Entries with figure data

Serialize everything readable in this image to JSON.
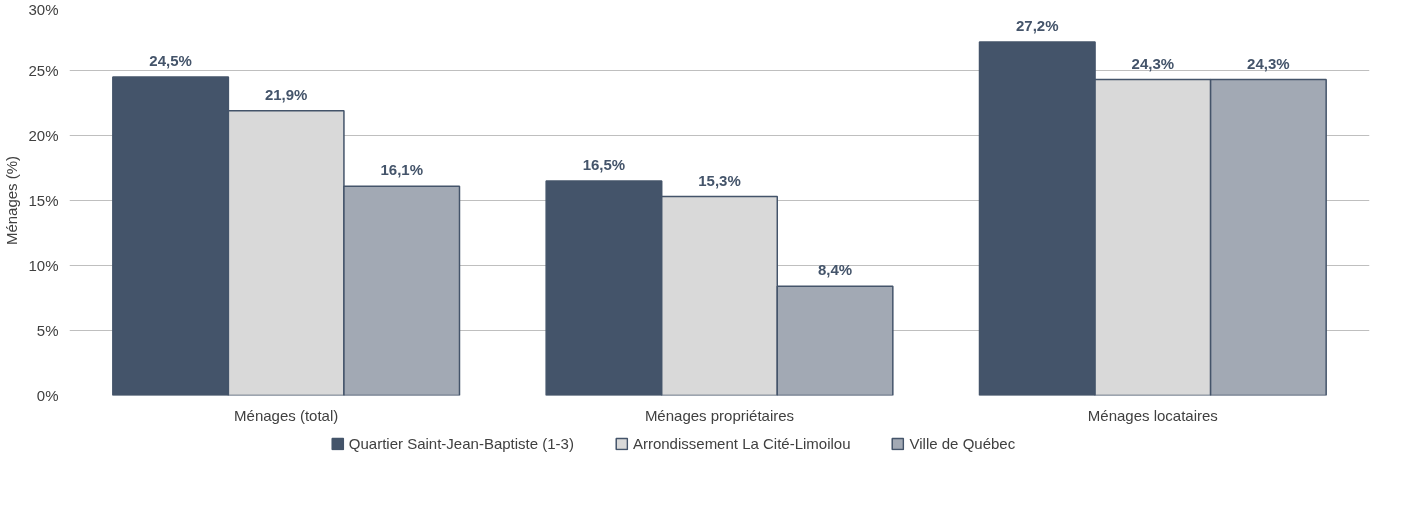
{
  "chart_data": {
    "type": "bar",
    "ylabel": "Ménages (%)",
    "categories": [
      "Ménages (total)",
      "Ménages propriétaires",
      "Ménages locataires"
    ],
    "series": [
      {
        "name": "Quartier Saint-Jean-Baptiste (1-3)",
        "color": "#44546a",
        "values": [
          24.5,
          16.5,
          27.2
        ],
        "value_labels": [
          "24,5%",
          "16,5%",
          "27,2%"
        ]
      },
      {
        "name": "Arrondissement La Cité-Limoilou",
        "color": "#d9d9d9",
        "values": [
          21.9,
          15.3,
          24.3
        ],
        "value_labels": [
          "21,9%",
          "15,3%",
          "24,3%"
        ]
      },
      {
        "name": "Ville de Québec",
        "color": "#a2a9b4",
        "values": [
          16.1,
          8.4,
          24.3
        ],
        "value_labels": [
          "16,1%",
          "8,4%",
          "24,3%"
        ]
      }
    ],
    "ylim": [
      0,
      30
    ],
    "yticks": [
      {
        "value": 0,
        "label": "0%"
      },
      {
        "value": 5,
        "label": "5%"
      },
      {
        "value": 10,
        "label": "10%"
      },
      {
        "value": 15,
        "label": "15%"
      },
      {
        "value": 20,
        "label": "20%"
      },
      {
        "value": 25,
        "label": "25%"
      },
      {
        "value": 30,
        "label": "30%"
      }
    ],
    "grid": "y",
    "legend": "bottom"
  }
}
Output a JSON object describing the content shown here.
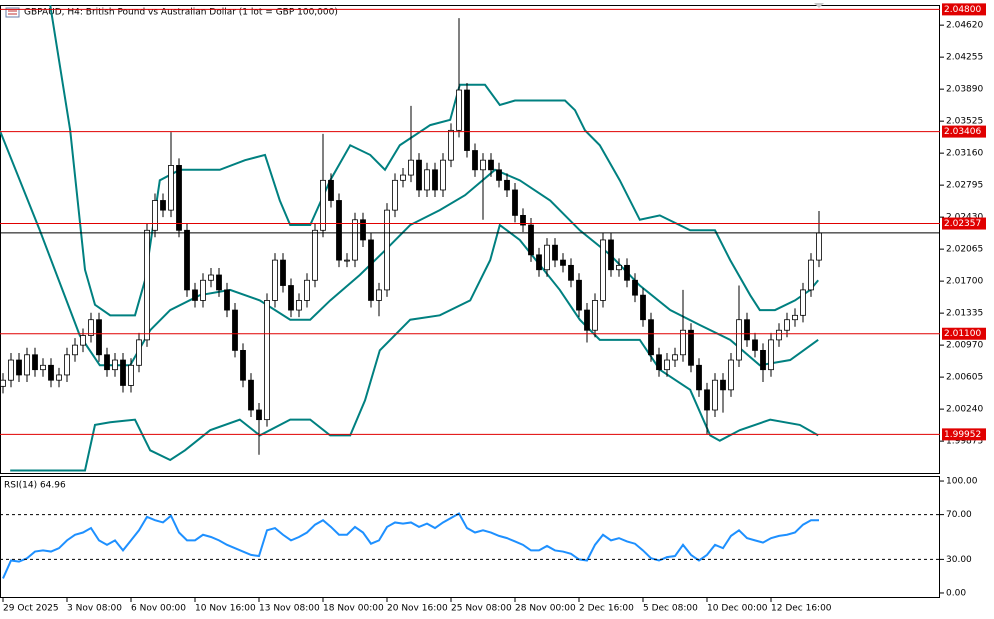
{
  "chart_data": [
    {
      "type": "candlestick",
      "title": "GBPAUD, H4:  British Pound vs Australian Dollar (1 lot = GBP 100,000)",
      "x": [
        0,
        1,
        2,
        3,
        4,
        5,
        6,
        7,
        8,
        9,
        10,
        11,
        12,
        13,
        14,
        15,
        16,
        17,
        18,
        19,
        20,
        21,
        22,
        23,
        24,
        25,
        26,
        27,
        28,
        29,
        30,
        31,
        32,
        33,
        34,
        35,
        36,
        37,
        38,
        39,
        40,
        41,
        42,
        43,
        44,
        45,
        46,
        47,
        48,
        49,
        50,
        51,
        52,
        53,
        54,
        55,
        56,
        57,
        58,
        59,
        60,
        61,
        62,
        63,
        64,
        65,
        66,
        67,
        68,
        69,
        70,
        71,
        72,
        73,
        74,
        75,
        76,
        77,
        78,
        79,
        80,
        81,
        82,
        83,
        84,
        85,
        86,
        87,
        88,
        89,
        90,
        91,
        92,
        93,
        94,
        95,
        96,
        97,
        98,
        99,
        100,
        101,
        102
      ],
      "open": [
        2.005,
        2.0057,
        2.008,
        2.0063,
        2.0086,
        2.0069,
        2.0074,
        2.0057,
        2.0063,
        2.0086,
        2.0097,
        2.0108,
        2.0126,
        2.0086,
        2.0069,
        2.008,
        2.0051,
        2.0074,
        2.0103,
        2.0228,
        2.0262,
        2.0251,
        2.0302,
        2.0228,
        2.016,
        2.0148,
        2.0171,
        2.0177,
        2.016,
        2.0137,
        2.0091,
        2.0057,
        2.0023,
        2.0012,
        2.0148,
        2.0194,
        2.0165,
        2.0137,
        2.0148,
        2.0171,
        2.0228,
        2.0285,
        2.0262,
        2.0194,
        2.0194,
        2.024,
        2.0217,
        2.0148,
        2.016,
        2.0251,
        2.0285,
        2.0291,
        2.0308,
        2.0274,
        2.0297,
        2.0274,
        2.0308,
        2.0342,
        2.0388,
        2.0319,
        2.0297,
        2.0308,
        2.0297,
        2.0285,
        2.0274,
        2.0245,
        2.0234,
        2.02,
        2.0183,
        2.0211,
        2.0194,
        2.0188,
        2.0171,
        2.0137,
        2.0114,
        2.0148,
        2.0217,
        2.0183,
        2.0188,
        2.0171,
        2.0154,
        2.0126,
        2.0086,
        2.0069,
        2.008,
        2.0086,
        2.0114,
        2.0074,
        2.0046,
        2.0023,
        2.0057,
        2.0046,
        2.008,
        2.0126,
        2.0103,
        2.0091,
        2.0069,
        2.0103,
        2.0114,
        2.0126,
        2.0131,
        2.016,
        2.0194
      ],
      "high": [
        2.0065,
        2.0088,
        2.0088,
        2.0094,
        2.0094,
        2.0082,
        2.0082,
        2.0071,
        2.0094,
        2.0105,
        2.0116,
        2.0134,
        2.0134,
        2.0094,
        2.0088,
        2.0088,
        2.0082,
        2.0111,
        2.0236,
        2.027,
        2.027,
        2.034,
        2.031,
        2.0236,
        2.0168,
        2.0179,
        2.0185,
        2.0185,
        2.0168,
        2.0145,
        2.0099,
        2.0065,
        2.0031,
        2.0156,
        2.0202,
        2.0202,
        2.0173,
        2.0156,
        2.0179,
        2.0236,
        2.0338,
        2.0293,
        2.027,
        2.0202,
        2.0248,
        2.0248,
        2.0225,
        2.0168,
        2.0259,
        2.0293,
        2.0299,
        2.037,
        2.0316,
        2.0305,
        2.0305,
        2.0316,
        2.035,
        2.047,
        2.0396,
        2.0327,
        2.0316,
        2.0316,
        2.0305,
        2.0293,
        2.0282,
        2.0253,
        2.0242,
        2.0208,
        2.0219,
        2.0219,
        2.0202,
        2.0196,
        2.0179,
        2.0145,
        2.0156,
        2.0225,
        2.0225,
        2.0196,
        2.0196,
        2.0179,
        2.0162,
        2.0134,
        2.0094,
        2.0088,
        2.0094,
        2.016,
        2.0122,
        2.0082,
        2.0054,
        2.0065,
        2.0065,
        2.0088,
        2.0165,
        2.0134,
        2.0111,
        2.0099,
        2.0111,
        2.0122,
        2.0134,
        2.0139,
        2.0168,
        2.0202,
        2.025
      ],
      "low": [
        2.0042,
        2.0049,
        2.0055,
        2.0055,
        2.0061,
        2.0061,
        2.0049,
        2.0049,
        2.0055,
        2.0078,
        2.0089,
        2.01,
        2.0078,
        2.0061,
        2.0061,
        2.0043,
        2.0043,
        2.0066,
        2.0095,
        2.022,
        2.0243,
        2.0243,
        2.022,
        2.0152,
        2.014,
        2.014,
        2.0163,
        2.0152,
        2.0129,
        2.0083,
        2.0049,
        2.0015,
        1.9972,
        2.0004,
        2.014,
        2.0157,
        2.0129,
        2.0129,
        2.014,
        2.0163,
        2.022,
        2.0254,
        2.0186,
        2.0186,
        2.0186,
        2.0209,
        2.014,
        2.013,
        2.0152,
        2.0243,
        2.0277,
        2.0283,
        2.0266,
        2.0266,
        2.0266,
        2.0266,
        2.03,
        2.0334,
        2.0311,
        2.0289,
        2.024,
        2.0289,
        2.0277,
        2.0266,
        2.0237,
        2.0226,
        2.0192,
        2.0175,
        2.0175,
        2.0186,
        2.018,
        2.0163,
        2.0129,
        2.01,
        2.0106,
        2.014,
        2.0175,
        2.0175,
        2.0163,
        2.0146,
        2.0118,
        2.0078,
        2.0061,
        2.0061,
        2.0072,
        2.0078,
        2.0066,
        2.0038,
        1.9995,
        2.0015,
        2.002,
        2.0038,
        2.0072,
        2.0095,
        2.0083,
        2.0055,
        2.0061,
        2.0095,
        2.0106,
        2.0118,
        2.0123,
        2.0152,
        2.0186
      ],
      "close": [
        2.0057,
        2.008,
        2.0063,
        2.0086,
        2.0069,
        2.0074,
        2.0057,
        2.0063,
        2.0086,
        2.0097,
        2.0108,
        2.0126,
        2.0086,
        2.0069,
        2.008,
        2.0051,
        2.0074,
        2.0103,
        2.0228,
        2.0262,
        2.0251,
        2.0302,
        2.0228,
        2.016,
        2.0148,
        2.0171,
        2.0177,
        2.016,
        2.0137,
        2.0091,
        2.0057,
        2.0023,
        2.0012,
        2.0148,
        2.0194,
        2.0165,
        2.0137,
        2.0148,
        2.0171,
        2.0228,
        2.0285,
        2.0262,
        2.0194,
        2.0194,
        2.024,
        2.0217,
        2.0148,
        2.016,
        2.0251,
        2.0285,
        2.0291,
        2.0308,
        2.0274,
        2.0297,
        2.0274,
        2.0308,
        2.0342,
        2.0388,
        2.0319,
        2.0297,
        2.0308,
        2.0297,
        2.0285,
        2.0274,
        2.0245,
        2.0234,
        2.02,
        2.0183,
        2.0211,
        2.0194,
        2.0188,
        2.0171,
        2.0137,
        2.0114,
        2.0148,
        2.0217,
        2.0183,
        2.0188,
        2.0171,
        2.0154,
        2.0126,
        2.0086,
        2.0069,
        2.008,
        2.0086,
        2.0114,
        2.0074,
        2.0046,
        2.0023,
        2.0057,
        2.0046,
        2.008,
        2.0126,
        2.0103,
        2.0091,
        2.0069,
        2.0103,
        2.0114,
        2.0126,
        2.0131,
        2.016,
        2.0194,
        2.0225
      ],
      "up_color": "#ffffff",
      "down_color": "#000000",
      "wick_color": "#000000",
      "last_price_color": "#000000",
      "bands": [
        {
          "color": "#008080",
          "x": [
            5.9,
            8.4,
            10.25,
            11.5,
            13.4,
            16.5,
            17.75,
            19.6,
            22.1,
            27.1,
            30.25,
            32.75,
            34.6,
            35.9,
            38.4,
            40.9,
            43.4,
            45.9,
            47.75,
            49.6,
            53.4,
            55.9,
            57.1,
            60.25,
            62.1,
            64,
            67.1,
            70.25,
            71.5,
            72.75,
            74.6,
            77.1,
            79.6,
            82.1,
            85.9,
            89,
            90.9,
            93.4,
            94.6,
            96.5,
            99,
            100.9,
            101.9
          ],
          "values": [
            2.0485,
            2.0342,
            2.0183,
            2.0143,
            2.0131,
            2.0131,
            2.0171,
            2.0285,
            2.0297,
            2.0297,
            2.0308,
            2.0314,
            2.0262,
            2.0234,
            2.0234,
            2.0285,
            2.0325,
            2.0314,
            2.0297,
            2.0325,
            2.0348,
            2.0354,
            2.0394,
            2.0394,
            2.0371,
            2.0376,
            2.0376,
            2.0376,
            2.0365,
            2.0342,
            2.0325,
            2.0285,
            2.024,
            2.0245,
            2.0228,
            2.0228,
            2.0194,
            2.0154,
            2.0137,
            2.0137,
            2.0148,
            2.016,
            2.0171
          ]
        },
        {
          "color": "#008080",
          "x": [
            -0.4,
            4.6,
            9.6,
            12.1,
            15.9,
            18.4,
            20.9,
            24.6,
            28.4,
            32.1,
            35.9,
            38.4,
            40.9,
            44.6,
            47.75,
            50.9,
            54.6,
            57.75,
            61.5,
            64.6,
            68.4,
            72.1,
            75.9,
            79.6,
            83.4,
            87.1,
            90.9,
            94.6,
            98.4,
            101.9
          ],
          "values": [
            2.0342,
            2.0228,
            2.0108,
            2.0074,
            2.0074,
            2.0114,
            2.0137,
            2.0154,
            2.016,
            2.0148,
            2.0126,
            2.0126,
            2.0148,
            2.0177,
            2.0205,
            2.0234,
            2.0251,
            2.0268,
            2.0297,
            2.0285,
            2.0262,
            2.0228,
            2.02,
            2.0165,
            2.0137,
            2.012,
            2.0103,
            2.0074,
            2.008,
            2.0103
          ]
        },
        {
          "color": "#008080",
          "x": [
            0.9,
            10.25,
            11.5,
            13.4,
            16.5,
            18.4,
            20.9,
            22.75,
            25.9,
            29.6,
            32.1,
            35.9,
            38.4,
            40.9,
            43.4,
            45.25,
            47.1,
            50.9,
            54.6,
            58.4,
            60.9,
            62.1,
            64.6,
            69.6,
            72.1,
            74.6,
            79.6,
            82.1,
            85.9,
            88.4,
            89.6,
            92.1,
            95.9,
            99.6,
            101.9
          ],
          "values": [
            1.9954,
            1.9954,
            2.0006,
            2.0009,
            2.0012,
            1.9977,
            1.9966,
            1.9977,
            2.0,
            2.0012,
            1.9994,
            2.0012,
            2.0012,
            1.9994,
            1.9994,
            2.0034,
            2.0091,
            2.0126,
            2.0131,
            2.0148,
            2.0194,
            2.0234,
            2.0217,
            2.016,
            2.0126,
            2.0103,
            2.0103,
            2.0069,
            2.0046,
            1.9994,
            1.9988,
            2.0,
            2.0012,
            2.0006,
            1.9994
          ]
        }
      ],
      "levels": [
        {
          "value": 2.048,
          "label": "2.04800",
          "color": "#e00000"
        },
        {
          "value": 2.03406,
          "label": "2.03406",
          "color": "#e00000"
        },
        {
          "value": 2.02357,
          "label": "2.02357",
          "color": "#e00000"
        },
        {
          "value": 2.011,
          "label": "2.01100",
          "color": "#e00000"
        },
        {
          "value": 1.99952,
          "label": "1.99952",
          "color": "#e00000"
        }
      ],
      "xlim": [
        -0.375,
        117.125
      ],
      "ylim": [
        1.995,
        2.0485
      ],
      "yticks": [
        {
          "value": 2.0462,
          "label": "2.04620"
        },
        {
          "value": 2.04255,
          "label": "2.04255"
        },
        {
          "value": 2.0389,
          "label": "2.03890"
        },
        {
          "value": 2.03525,
          "label": "2.03525"
        },
        {
          "value": 2.0316,
          "label": "2.03160"
        },
        {
          "value": 2.02795,
          "label": "2.02795"
        },
        {
          "value": 2.0243,
          "label": "2.02430"
        },
        {
          "value": 2.02065,
          "label": "2.02065"
        },
        {
          "value": 2.017,
          "label": "2.01700"
        },
        {
          "value": 2.01335,
          "label": "2.01335"
        },
        {
          "value": 2.0097,
          "label": "2.00970"
        },
        {
          "value": 2.00605,
          "label": "2.00605"
        },
        {
          "value": 2.0024,
          "label": "2.00240"
        },
        {
          "value": 1.99875,
          "label": "1.99875"
        }
      ]
    },
    {
      "type": "line",
      "title": "RSI(14) 64.96",
      "x": [
        0,
        1,
        2,
        3,
        4,
        5,
        6,
        7,
        8,
        9,
        10,
        11,
        12,
        13,
        14,
        15,
        16,
        17,
        18,
        19,
        20,
        21,
        22,
        23,
        24,
        25,
        26,
        27,
        28,
        29,
        30,
        31,
        32,
        33,
        34,
        35,
        36,
        37,
        38,
        39,
        40,
        41,
        42,
        43,
        44,
        45,
        46,
        47,
        48,
        49,
        50,
        51,
        52,
        53,
        54,
        55,
        56,
        57,
        58,
        59,
        60,
        61,
        62,
        63,
        64,
        65,
        66,
        67,
        68,
        69,
        70,
        71,
        72,
        73,
        74,
        75,
        76,
        77,
        78,
        79,
        80,
        81,
        82,
        83,
        84,
        85,
        86,
        87,
        88,
        89,
        90,
        91,
        92,
        93,
        94,
        95,
        96,
        97,
        98,
        99,
        100,
        101,
        102
      ],
      "values": [
        13,
        29,
        28,
        31,
        37,
        38,
        37,
        40,
        47,
        52,
        54,
        58,
        47,
        43,
        47,
        38,
        47,
        56,
        68,
        65,
        63,
        69,
        54,
        47,
        47,
        52,
        50,
        47,
        43,
        40,
        37,
        34,
        33,
        56,
        58,
        52,
        47,
        50,
        54,
        61,
        65,
        59,
        52,
        52,
        59,
        54,
        44,
        47,
        59,
        63,
        62,
        63,
        59,
        62,
        58,
        63,
        67,
        71,
        58,
        54,
        56,
        54,
        51,
        49,
        46,
        43,
        38,
        38,
        42,
        38,
        37,
        35,
        30,
        29,
        43,
        52,
        47,
        49,
        46,
        44,
        38,
        31,
        29,
        32,
        33,
        43,
        34,
        29,
        34,
        43,
        40,
        51,
        56,
        49,
        47,
        45,
        49,
        51,
        52,
        54,
        61,
        65,
        64.96
      ],
      "color": "#1e90ff",
      "levels": [
        70,
        30
      ],
      "xlim": [
        -0.375,
        117.125
      ],
      "ylim": [
        -4.5,
        104.5
      ],
      "yticks": [
        {
          "value": 100,
          "label": "100.00"
        },
        {
          "value": 70,
          "label": "70.00"
        },
        {
          "value": 30,
          "label": "30.00"
        },
        {
          "value": 0,
          "label": "0.00"
        }
      ],
      "xticks": [
        {
          "value": 0,
          "label": "29 Oct 2025"
        },
        {
          "value": 8,
          "label": "3 Nov 08:00"
        },
        {
          "value": 16,
          "label": "6 Nov 00:00"
        },
        {
          "value": 24,
          "label": "10 Nov 16:00"
        },
        {
          "value": 32,
          "label": "13 Nov 08:00"
        },
        {
          "value": 40,
          "label": "18 Nov 00:00"
        },
        {
          "value": 48,
          "label": "20 Nov 16:00"
        },
        {
          "value": 56,
          "label": "25 Nov 08:00"
        },
        {
          "value": 64,
          "label": "28 Nov 00:00"
        },
        {
          "value": 72,
          "label": "2 Dec 16:00"
        },
        {
          "value": 80,
          "label": "5 Dec 08:00"
        },
        {
          "value": 88,
          "label": "10 Dec 00:00"
        },
        {
          "value": 96,
          "label": "12 Dec 16:00"
        }
      ]
    }
  ]
}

The problem
Find every line in the records that has the string "Ménages", then state how many there are and nothing else.

Solution to this task
4